== Tasks to perform ==
**1.** In the comment on migrating from Oracle to MariaDB, what do number sizes in Oracle appear to be directly related to?
**2.** Using the comment on migrating from Oracle to MariaDB, explain in one to three sentences why the commenter says the impacts cannot be stated as facts.
**3.** Continue the comment on migrating from Oracle to MariaDB, picking up after its final sentence.

== Excerpted text ==
=====

Most Valuable Expert 2012
Distinguished Expert 2018

Commented:
>>so what should be it?

Based on the example I posted and the documentation, number sizes in Oracle appear to be directly related to the value the column contains.

>>not migrated yet so I don't know and just do some research there.

You posted the impacts like they were stated facts.  I'm merely pointing out that I don't think you can state them as facts.

>>any thing wrong you can see, you can point it out.

I feel you are getting way too deep into this.  If your goal is to compare down to the single byte then you will need to just migrate and add everything up.  

If the Oracle database is 1TB, I would expect the MariaDB to be somewhere close.  I wouldn't expect it to be 500M or 2TB after migration.

Create a test table in Oracle with varying data types.  Load it up with sample data, migrate it, compare the sizes and make an educated guess at the complete migration.

You could probably have done this in about 1 day.  You've now been trying to figure this out here in 11 days and counting.

If you want to get a CPU/RAM idea, take an Oracle query that you know is a resource hog, do a quick table migration and run the same query in MariaDB then compare.

=====

== Given data ==
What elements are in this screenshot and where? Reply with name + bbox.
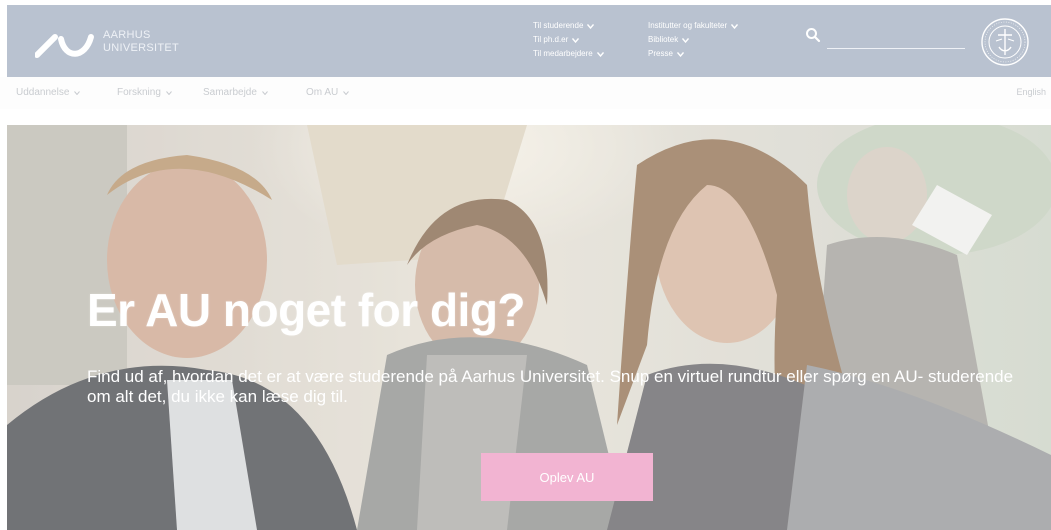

=====

== The results ==
**1.** They appear to be directly related to the value the column contains.

**2.** The person who posted the impacts has not migrated yet and says they do not know and are only doing research. Without an actual migration, the impacts they listed are not established facts, so the commenter says they should not be presented as such.

**3.**
Probably between a couple days and a week.

>>actually for DATE in Oracle and Datetime in MariaDB, how large is it ?

The docs have the size for an Oracle DATE.  I assume the MariaDB docs have the same.

I showed you the VSIZE function in Oracle, pick a date column and see the size?
nociSoftware Engineer
Distinguished Expert 2018

Commented:
Size for MYSQL: https://dev.mysql.com/doc/refman/8.0/en/storage-requirements.html

Please read the whole page. It does explain the corner cases.

Appearantly someone made a perlscript to do this:
https://dba.stackexchange.com/questions/114471/calculate-row-size-and-max-row-size-for-a-table
marrowyungSenior Technical architecture (Data)

Author

Commented:
slightwv ,

" I'm merely pointing out that I don't think you can state them as facts."

that one is my consolidation, please let me know if you see any problem.

"number sizes in Oracle appear to be directly related to the value the column contains."

I am sorry, what it suppose to mean?

"Size for MYSQL: https://dev.mysql.com/doc/refman/8.0/en/storage-requirements.html"

any similiar thing for Oracle ?

"If the Oracle database is 1TB, I would expect the MariaDB to be somewhere close.  I wouldn't expect it to be 500M or 2TB after migration."

I think so, or the different could be only few 100 MBs.

"Create a test table in Oracle with varying data types.  Load it up with sample data, migrate it, compare the sizes and make an educated guess at the complete migration.

You could probably have done this in about 1 day.  You've now been trying to figure this out here in 11 days and counting."

agree, but the migration will not migration only 1 rows of data to it but all, but my tools can't migration all data.  so can't make both table have same number of record except done manually to add 1 to 10 rows only ,so this one is not making it an apple to apple comparison.

" If your goal is to compare down to the single byte then you will need to just migrate and add everything up.  "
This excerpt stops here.